### PAGE TEXT
# HD Recorders for Sky



## LyNx (18 Apr 2007)

I've been putting off upgrading to sky+ for a while as i don't want the extra movie channels to get the subscription for free..anyway. 

I'm looking at HD-recorders and i have a few questions for the people in the know. 

Can you set it up to record various channel one after another. Ie, sky1 @ 9pm, sky news @ 11pm and playboyTV, i mean home and leisure @ 12pm? 

Do you get an on screen menu for planning the programs to be recorded? 

Is it easier to just upgrade to sky+


----------



## Russell (18 Apr 2007)

I have been on sky+ since Christmas and watch less TV but never miss what I like. Its convenient and easy would not be without it now


----------



## Dad (18 Apr 2007)

I've got a HD recorder & it works pretty much like a video recorder. If you want to record different sattelite channels, then you have to program those to switch channels seperately via the sky box. Can be a bit of a faff as it's twice the set up.

### SET EXERCISE A
Show every line of the records below that contains the string "chuva".

### RECORDS SUPPLIED

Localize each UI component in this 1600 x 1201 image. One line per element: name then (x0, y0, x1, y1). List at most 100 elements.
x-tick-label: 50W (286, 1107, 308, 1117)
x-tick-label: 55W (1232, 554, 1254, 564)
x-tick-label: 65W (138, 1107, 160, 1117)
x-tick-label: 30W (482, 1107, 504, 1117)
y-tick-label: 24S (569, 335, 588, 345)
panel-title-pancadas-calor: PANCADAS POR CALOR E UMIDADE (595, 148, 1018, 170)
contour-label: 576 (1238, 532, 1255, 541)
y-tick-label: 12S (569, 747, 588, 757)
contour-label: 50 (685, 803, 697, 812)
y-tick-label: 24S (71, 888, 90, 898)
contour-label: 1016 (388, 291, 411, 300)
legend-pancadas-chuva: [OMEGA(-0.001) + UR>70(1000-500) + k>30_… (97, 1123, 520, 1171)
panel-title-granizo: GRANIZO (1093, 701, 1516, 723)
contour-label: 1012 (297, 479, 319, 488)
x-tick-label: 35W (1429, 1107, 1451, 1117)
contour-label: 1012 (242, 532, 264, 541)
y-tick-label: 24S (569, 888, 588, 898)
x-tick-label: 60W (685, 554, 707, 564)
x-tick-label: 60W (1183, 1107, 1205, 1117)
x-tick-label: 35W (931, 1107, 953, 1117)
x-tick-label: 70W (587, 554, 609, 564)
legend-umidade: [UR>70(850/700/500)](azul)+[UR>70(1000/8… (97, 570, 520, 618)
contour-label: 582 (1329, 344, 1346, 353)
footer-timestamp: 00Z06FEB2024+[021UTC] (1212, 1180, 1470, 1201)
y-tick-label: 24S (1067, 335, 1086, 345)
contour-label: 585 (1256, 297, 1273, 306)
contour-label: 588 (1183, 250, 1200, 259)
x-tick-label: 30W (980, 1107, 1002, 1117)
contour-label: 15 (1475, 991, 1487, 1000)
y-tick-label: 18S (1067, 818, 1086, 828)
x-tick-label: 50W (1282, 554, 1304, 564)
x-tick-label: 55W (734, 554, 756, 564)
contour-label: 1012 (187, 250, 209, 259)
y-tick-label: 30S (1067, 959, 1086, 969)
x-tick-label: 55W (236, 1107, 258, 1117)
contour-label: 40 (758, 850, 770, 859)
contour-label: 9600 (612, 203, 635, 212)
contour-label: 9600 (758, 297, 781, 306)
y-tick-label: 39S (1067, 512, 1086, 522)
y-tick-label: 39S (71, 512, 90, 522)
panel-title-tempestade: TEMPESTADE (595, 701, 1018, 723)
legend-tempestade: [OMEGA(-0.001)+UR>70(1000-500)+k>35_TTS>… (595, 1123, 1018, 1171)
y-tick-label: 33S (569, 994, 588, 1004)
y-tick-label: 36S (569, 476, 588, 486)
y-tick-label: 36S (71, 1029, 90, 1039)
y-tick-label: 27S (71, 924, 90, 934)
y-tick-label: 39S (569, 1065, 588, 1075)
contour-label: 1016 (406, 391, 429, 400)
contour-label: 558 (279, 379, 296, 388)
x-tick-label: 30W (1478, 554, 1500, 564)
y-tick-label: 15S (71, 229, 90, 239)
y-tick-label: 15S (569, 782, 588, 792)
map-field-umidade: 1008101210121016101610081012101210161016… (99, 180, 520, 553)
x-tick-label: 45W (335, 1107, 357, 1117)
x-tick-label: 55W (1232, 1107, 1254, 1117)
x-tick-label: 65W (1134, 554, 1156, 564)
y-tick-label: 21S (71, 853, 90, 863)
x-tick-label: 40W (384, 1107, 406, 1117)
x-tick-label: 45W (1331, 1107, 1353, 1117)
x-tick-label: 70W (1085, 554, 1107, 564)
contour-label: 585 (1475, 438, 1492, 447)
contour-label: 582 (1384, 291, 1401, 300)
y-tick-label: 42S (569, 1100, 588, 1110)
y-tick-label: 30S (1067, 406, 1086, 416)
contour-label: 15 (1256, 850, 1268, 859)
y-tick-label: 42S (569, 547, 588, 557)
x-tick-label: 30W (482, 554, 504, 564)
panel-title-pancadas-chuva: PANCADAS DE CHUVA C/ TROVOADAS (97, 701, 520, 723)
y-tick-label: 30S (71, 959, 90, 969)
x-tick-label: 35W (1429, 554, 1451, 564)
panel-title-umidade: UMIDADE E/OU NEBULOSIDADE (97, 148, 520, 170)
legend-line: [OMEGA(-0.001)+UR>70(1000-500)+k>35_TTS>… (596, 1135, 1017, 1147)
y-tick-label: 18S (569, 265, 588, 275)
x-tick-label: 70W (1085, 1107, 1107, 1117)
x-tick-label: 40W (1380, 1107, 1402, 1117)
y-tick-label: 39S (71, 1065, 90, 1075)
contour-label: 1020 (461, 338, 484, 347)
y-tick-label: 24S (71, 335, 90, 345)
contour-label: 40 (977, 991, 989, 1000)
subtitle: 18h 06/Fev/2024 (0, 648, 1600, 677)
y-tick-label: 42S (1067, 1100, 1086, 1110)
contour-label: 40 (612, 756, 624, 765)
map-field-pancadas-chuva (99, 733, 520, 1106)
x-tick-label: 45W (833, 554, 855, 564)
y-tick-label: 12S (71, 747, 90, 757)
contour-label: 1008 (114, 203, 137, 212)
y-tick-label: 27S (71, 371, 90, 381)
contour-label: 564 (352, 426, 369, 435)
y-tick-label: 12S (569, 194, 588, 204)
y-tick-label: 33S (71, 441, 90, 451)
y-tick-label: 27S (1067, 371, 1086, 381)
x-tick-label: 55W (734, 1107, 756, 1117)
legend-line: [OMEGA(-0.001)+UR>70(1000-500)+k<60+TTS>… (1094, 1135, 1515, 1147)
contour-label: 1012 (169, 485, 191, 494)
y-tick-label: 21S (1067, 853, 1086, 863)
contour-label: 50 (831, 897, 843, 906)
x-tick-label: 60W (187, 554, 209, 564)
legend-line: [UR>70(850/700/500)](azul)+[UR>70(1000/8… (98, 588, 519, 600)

### SET EXERCISE B
Continue the forum thread about HD recorders for Sky from the point where it stops.

### TASK ANSWER A
legend-pancadas-chuva: [OMEGA(-0.001) + UR>70(1000-500) + k>30_… (97, 1123, 520, 1171)
panel-title-pancadas-chuva: PANCADAS DE CHUVA C/ TROVOADAS (97, 701, 520, 723)
map-field-pancadas-chuva (99, 733, 520, 1106)

### TASK ANSWER B
From what I've seen sky+ is much simpler (but not worth £10 a month to me).


----------



## gidon (18 Apr 2007)

Stand alone HDD recorders can do what you want but they are not as slick as Sky+. 
If you can get Freeview you could consider a Freeview HDD recorder - this works just like Sky+ (EPG - electronic prgramme guide) - and if you get one with a dual tuner can also record one channel while watching another or even record two at the same time.
If you can get Freeview and have BT Total Broadband - you could consider BT Vision. There is no sub plus you have access (a little limited at present) to video on demand over your broadband link. My parents just got rid of Sky + (they hated paying the sub) and now have BT Vision and love it.
I personally have a Toshiba HDD recorder / DVD recorder - which does the job. But then we don't have Freeview here .
Cheers
Gidon
PS you might find some useful info here:
http://www.radioandtelly.co.uk/


----------



## Vormulac (18 Apr 2007)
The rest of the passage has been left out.